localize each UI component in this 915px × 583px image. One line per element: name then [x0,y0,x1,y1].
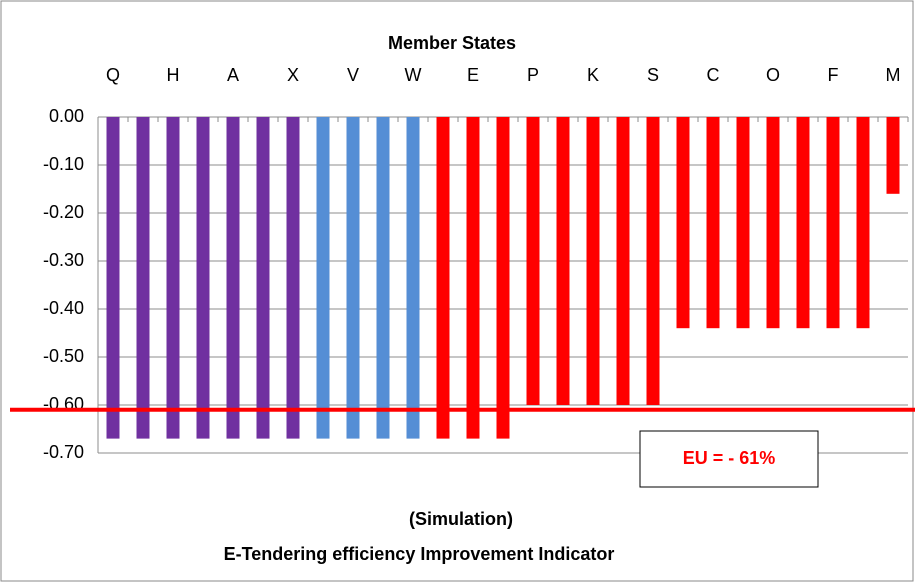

========

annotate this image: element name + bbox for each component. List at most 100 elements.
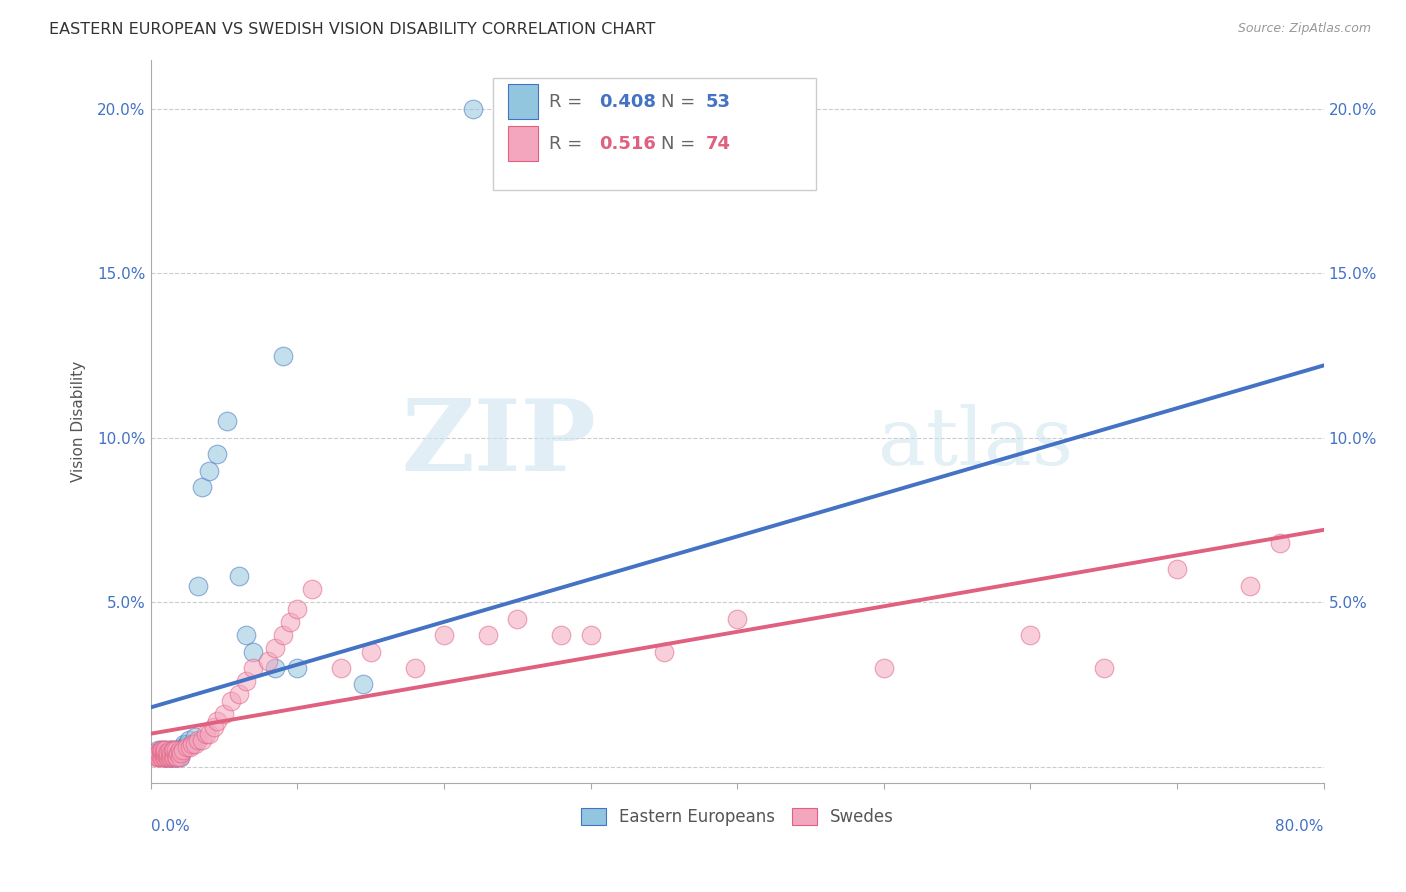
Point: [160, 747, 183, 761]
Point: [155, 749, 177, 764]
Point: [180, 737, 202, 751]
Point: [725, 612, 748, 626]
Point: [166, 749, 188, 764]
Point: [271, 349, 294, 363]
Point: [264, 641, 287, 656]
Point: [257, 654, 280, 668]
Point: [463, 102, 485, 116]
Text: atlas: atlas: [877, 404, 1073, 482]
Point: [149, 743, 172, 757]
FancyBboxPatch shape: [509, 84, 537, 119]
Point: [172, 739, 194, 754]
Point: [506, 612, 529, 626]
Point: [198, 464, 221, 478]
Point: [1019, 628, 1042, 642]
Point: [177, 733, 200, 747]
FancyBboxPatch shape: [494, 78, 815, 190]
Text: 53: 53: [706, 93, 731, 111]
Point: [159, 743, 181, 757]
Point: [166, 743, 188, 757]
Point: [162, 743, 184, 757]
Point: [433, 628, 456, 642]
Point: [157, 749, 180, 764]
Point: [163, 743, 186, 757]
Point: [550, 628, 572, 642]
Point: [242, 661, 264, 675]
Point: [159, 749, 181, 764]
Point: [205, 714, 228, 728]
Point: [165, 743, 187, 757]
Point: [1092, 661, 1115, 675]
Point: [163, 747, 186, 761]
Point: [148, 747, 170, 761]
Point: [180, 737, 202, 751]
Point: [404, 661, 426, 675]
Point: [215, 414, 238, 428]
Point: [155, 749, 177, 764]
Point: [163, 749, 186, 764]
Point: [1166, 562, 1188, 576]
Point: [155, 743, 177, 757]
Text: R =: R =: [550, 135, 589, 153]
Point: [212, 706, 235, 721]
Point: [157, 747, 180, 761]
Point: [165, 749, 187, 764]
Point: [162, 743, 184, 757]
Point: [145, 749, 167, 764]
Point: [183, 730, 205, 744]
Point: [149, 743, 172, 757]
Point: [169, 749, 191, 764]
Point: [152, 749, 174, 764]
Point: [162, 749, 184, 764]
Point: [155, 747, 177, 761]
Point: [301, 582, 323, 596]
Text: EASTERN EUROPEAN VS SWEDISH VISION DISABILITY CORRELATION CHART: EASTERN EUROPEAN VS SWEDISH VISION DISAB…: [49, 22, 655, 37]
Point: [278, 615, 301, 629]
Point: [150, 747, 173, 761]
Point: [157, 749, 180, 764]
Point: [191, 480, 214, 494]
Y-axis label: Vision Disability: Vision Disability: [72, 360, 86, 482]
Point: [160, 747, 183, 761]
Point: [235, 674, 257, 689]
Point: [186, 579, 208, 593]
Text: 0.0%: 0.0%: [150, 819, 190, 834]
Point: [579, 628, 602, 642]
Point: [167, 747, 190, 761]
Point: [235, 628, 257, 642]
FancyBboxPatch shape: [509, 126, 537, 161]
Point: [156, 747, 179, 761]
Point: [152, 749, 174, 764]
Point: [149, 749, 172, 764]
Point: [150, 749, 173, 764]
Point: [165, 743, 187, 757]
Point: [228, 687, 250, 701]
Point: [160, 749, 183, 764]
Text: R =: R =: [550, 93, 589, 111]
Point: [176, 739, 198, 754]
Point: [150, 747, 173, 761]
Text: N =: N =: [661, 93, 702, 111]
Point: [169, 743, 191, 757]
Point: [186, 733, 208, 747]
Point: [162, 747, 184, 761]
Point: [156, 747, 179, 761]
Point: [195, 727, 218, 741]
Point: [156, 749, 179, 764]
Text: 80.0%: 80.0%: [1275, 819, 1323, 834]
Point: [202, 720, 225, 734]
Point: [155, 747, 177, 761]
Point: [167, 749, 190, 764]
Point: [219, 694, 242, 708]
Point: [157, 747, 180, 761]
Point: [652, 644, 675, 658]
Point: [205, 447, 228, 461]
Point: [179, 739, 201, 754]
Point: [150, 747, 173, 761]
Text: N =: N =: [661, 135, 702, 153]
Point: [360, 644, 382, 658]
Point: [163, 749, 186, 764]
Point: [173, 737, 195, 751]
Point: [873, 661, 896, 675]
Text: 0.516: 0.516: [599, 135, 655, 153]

========

• **Instructions to follow**
Copy out the lines word for word, starting with the line containing "annotate this image: element" and going on through the line containing "Point: [257, 654, 280, 668]". Leave out the pictures.

• **Reply to the exercise**
annotate this image: element name + bbox for each component. List at most 100 elements.
Point: [160, 747, 183, 761]
Point: [155, 749, 177, 764]
Point: [180, 737, 202, 751]
Point: [725, 612, 748, 626]
Point: [166, 749, 188, 764]
Point: [271, 349, 294, 363]
Point: [264, 641, 287, 656]
Point: [257, 654, 280, 668]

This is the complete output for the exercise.